%%
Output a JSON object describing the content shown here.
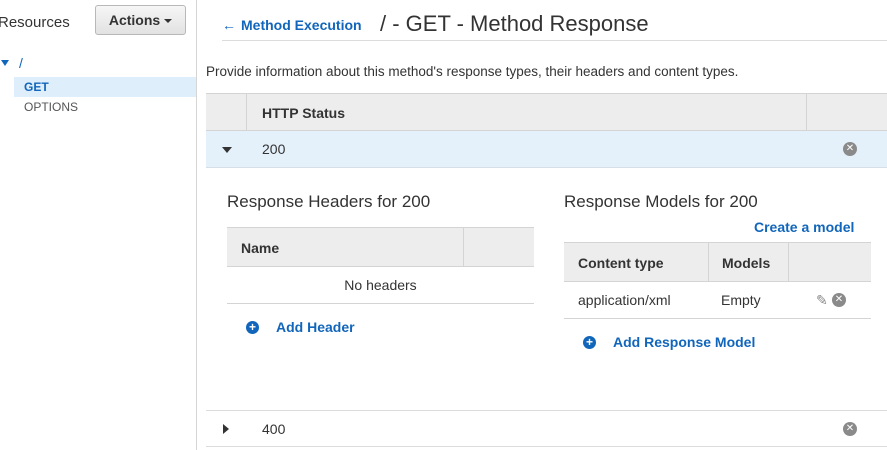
{
  "sidebar": {
    "title": "Resources",
    "actions_label": "Actions",
    "tree": {
      "root_label": "/",
      "items": [
        {
          "label": "GET",
          "selected": true
        },
        {
          "label": "OPTIONS",
          "selected": false
        }
      ]
    }
  },
  "header": {
    "back_link": "Method Execution",
    "title": "/ - GET - Method Response"
  },
  "description": "Provide information about this method's response types, their headers and content types.",
  "status_table": {
    "column_header": "HTTP Status",
    "rows": [
      {
        "status": "200",
        "expanded": true
      },
      {
        "status": "400",
        "expanded": false
      }
    ]
  },
  "response_headers": {
    "title": "Response Headers for 200",
    "column_name": "Name",
    "empty_text": "No headers",
    "add_label": "Add Header"
  },
  "response_models": {
    "title": "Response Models for 200",
    "create_link": "Create a model",
    "columns": [
      "Content type",
      "Models"
    ],
    "rows": [
      {
        "content_type": "application/xml",
        "model": "Empty"
      }
    ],
    "add_label": "Add Response Model"
  },
  "icons": {
    "back": "arrow-left-icon",
    "add": "plus-circle-icon",
    "remove": "remove-circle-icon",
    "edit": "pencil-icon"
  },
  "colors": {
    "link": "#1166bb",
    "selected_row_bg": "#e4f1fb",
    "header_bg": "#ededed"
  }
}
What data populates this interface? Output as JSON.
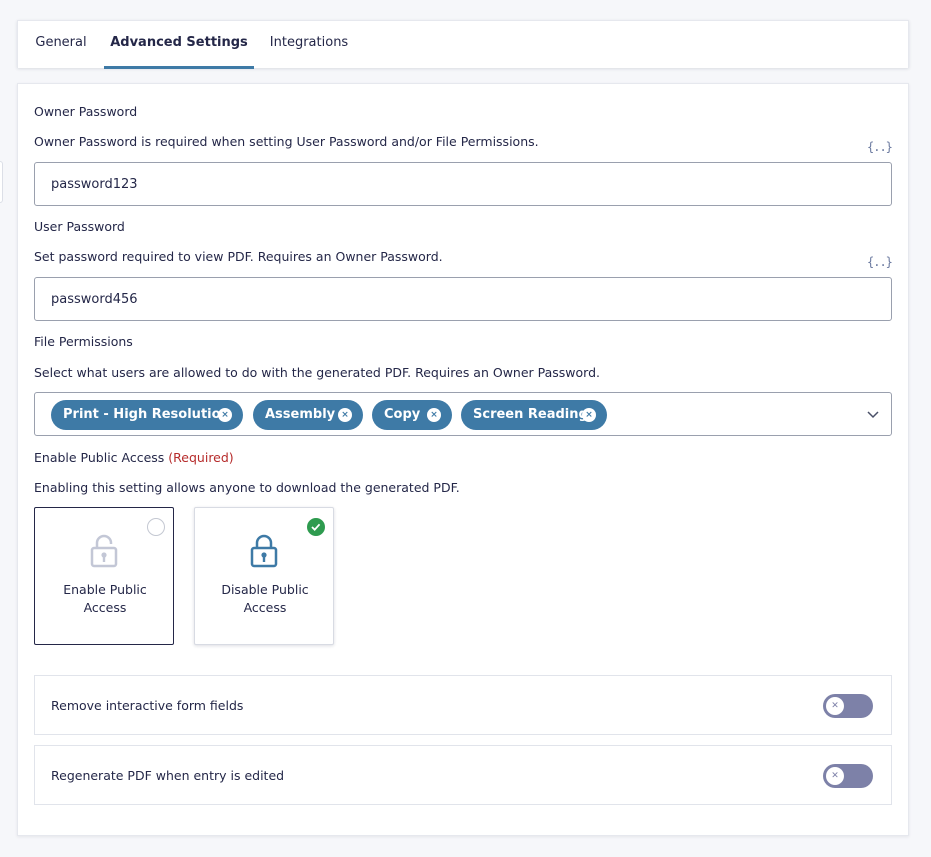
{
  "tabs": [
    {
      "label": "General"
    },
    {
      "label": "Advanced Settings"
    },
    {
      "label": "Integrations"
    }
  ],
  "owner_password": {
    "label": "Owner Password",
    "description": "Owner Password is required when setting User Password and/or File Permissions.",
    "value": "password123",
    "merge_icon": "{..}"
  },
  "user_password": {
    "label": "User Password",
    "description": "Set password required to view PDF. Requires an Owner Password.",
    "value": "password456",
    "merge_icon": "{..}"
  },
  "file_permissions": {
    "label": "File Permissions",
    "description": "Select what users are allowed to do with the generated PDF. Requires an Owner Password.",
    "selected": [
      "Print - High Resolution",
      "Assembly",
      "Copy",
      "Screen Reading"
    ],
    "remove_glyph": "×"
  },
  "public_access": {
    "label": "Enable Public Access",
    "required": "(Required)",
    "description": "Enabling this setting allows anyone to download the generated PDF.",
    "options": [
      {
        "label": "Enable Public Access",
        "icon": "unlocked-padlock-icon",
        "selected": false
      },
      {
        "label": "Disable Public Access",
        "icon": "locked-padlock-icon",
        "selected": true
      }
    ]
  },
  "toggles": [
    {
      "label": "Remove interactive form fields",
      "on": false
    },
    {
      "label": "Regenerate PDF when entry is edited",
      "on": false
    }
  ],
  "colors": {
    "accent": "#3e7aa6",
    "success": "#2e9b4f",
    "required": "#b62b2b",
    "toggle_off": "#7d81a8"
  }
}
%%
_Set problem_
Copy each line above precisely, dropping the pictures.

_Worked answer_
Output a JSON object describing the content shown here.
{
  "sidebar": {
    "title": "Resources",
    "actions_label": "Actions",
    "tree": {
      "root_label": "/",
      "items": [
        {
          "label": "GET",
          "selected": true
        },
        {
          "label": "OPTIONS",
          "selected": false
        }
      ]
    }
  },
  "header": {
    "back_link": "Method Execution",
    "title": "/ - GET - Method Response"
  },
  "description": "Provide information about this method's response types, their headers and content types.",
  "status_table": {
    "column_header": "HTTP Status",
    "rows": [
      {
        "status": "200",
        "expanded": true
      },
      {
        "status": "400",
        "expanded": false
      }
    ]
  },
  "response_headers": {
    "title": "Response Headers for 200",
    "column_name": "Name",
    "empty_text": "No headers",
    "add_label": "Add Header"
  },
  "response_models": {
    "title": "Response Models for 200",
    "create_link": "Create a model",
    "columns": [
      "Content type",
      "Models"
    ],
    "rows": [
      {
        "content_type": "application/xml",
        "model": "Empty"
      }
    ],
    "add_label": "Add Response Model"
  },
  "icons": {
    "back": "arrow-left-icon",
    "add": "plus-circle-icon",
    "remove": "remove-circle-icon",
    "edit": "pencil-icon"
  },
  "colors": {
    "link": "#1166bb",
    "selected_row_bg": "#e4f1fb",
    "header_bg": "#ededed"
  }
}
What data populates this interface? Output as JSON.
{
  "tabs": [
    {
      "label": "General"
    },
    {
      "label": "Advanced Settings"
    },
    {
      "label": "Integrations"
    }
  ],
  "owner_password": {
    "label": "Owner Password",
    "description": "Owner Password is required when setting User Password and/or File Permissions.",
    "value": "password123",
    "merge_icon": "{..}"
  },
  "user_password": {
    "label": "User Password",
    "description": "Set password required to view PDF. Requires an Owner Password.",
    "value": "password456",
    "merge_icon": "{..}"
  },
  "file_permissions": {
    "label": "File Permissions",
    "description": "Select what users are allowed to do with the generated PDF. Requires an Owner Password.",
    "selected": [
      "Print - High Resolution",
      "Assembly",
      "Copy",
      "Screen Reading"
    ],
    "remove_glyph": "×"
  },
  "public_access": {
    "label": "Enable Public Access",
    "required": "(Required)",
    "description": "Enabling this setting allows anyone to download the generated PDF.",
    "options": [
      {
        "label": "Enable Public Access",
        "icon": "unlocked-padlock-icon",
        "selected": false
      },
      {
        "label": "Disable Public Access",
        "icon": "locked-padlock-icon",
        "selected": true
      }
    ]
  },
  "toggles": [
    {
      "label": "Remove interactive form fields",
      "on": false
    },
    {
      "label": "Regenerate PDF when entry is edited",
      "on": false
    }
  ],
  "colors": {
    "accent": "#3e7aa6",
    "success": "#2e9b4f",
    "required": "#b62b2b",
    "toggle_off": "#7d81a8"
  }
}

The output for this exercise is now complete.